• **What is required**: Find and copy each line of the records where the string "Restructuring" shows up.

• **Figure data in JSON**:

__________________________________________________

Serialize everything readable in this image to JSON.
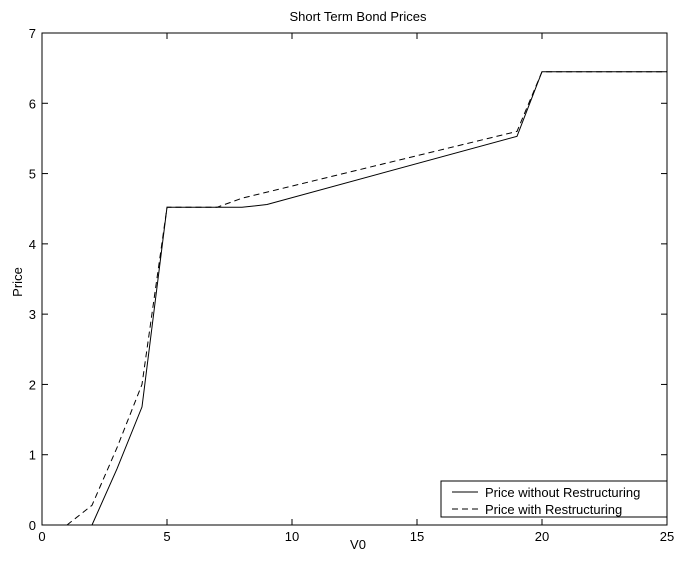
{
  "chart_data": {
    "type": "line",
    "title": "Short Term Bond Prices",
    "xlabel": "V0",
    "ylabel": "Price",
    "xlim": [
      0,
      25
    ],
    "ylim": [
      0,
      7
    ],
    "xticks": [
      0,
      5,
      10,
      15,
      20,
      25
    ],
    "yticks": [
      0,
      1,
      2,
      3,
      4,
      5,
      6,
      7
    ],
    "xtick_labels": [
      "0",
      "5",
      "10",
      "15",
      "20",
      "25"
    ],
    "ytick_labels": [
      "0",
      "1",
      "2",
      "3",
      "4",
      "5",
      "6",
      "7"
    ],
    "grid": false,
    "legend_position": "bottom-right",
    "series": [
      {
        "name": "Price without Restructuring",
        "style": "solid",
        "color": "#000000",
        "x": [
          2,
          3,
          4,
          5,
          6,
          7,
          8,
          9,
          19,
          20,
          21,
          22,
          23,
          24,
          25
        ],
        "y": [
          0,
          0.8,
          1.68,
          4.52,
          4.52,
          4.52,
          4.52,
          4.56,
          5.53,
          6.45,
          6.45,
          6.45,
          6.45,
          6.45,
          6.45
        ]
      },
      {
        "name": "Price with Restructuring",
        "style": "dashed",
        "color": "#000000",
        "x": [
          1,
          2,
          3,
          4,
          5,
          6,
          7,
          8,
          19,
          20,
          21,
          22,
          23,
          24,
          25
        ],
        "y": [
          0,
          0.28,
          1.1,
          2.0,
          4.52,
          4.52,
          4.52,
          4.65,
          5.6,
          6.45,
          6.45,
          6.45,
          6.45,
          6.45,
          6.45
        ]
      }
    ]
  }
}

__________________________________________________

• **Task output**:
        "name": "Price without Restructuring",
        "name": "Price with Restructuring",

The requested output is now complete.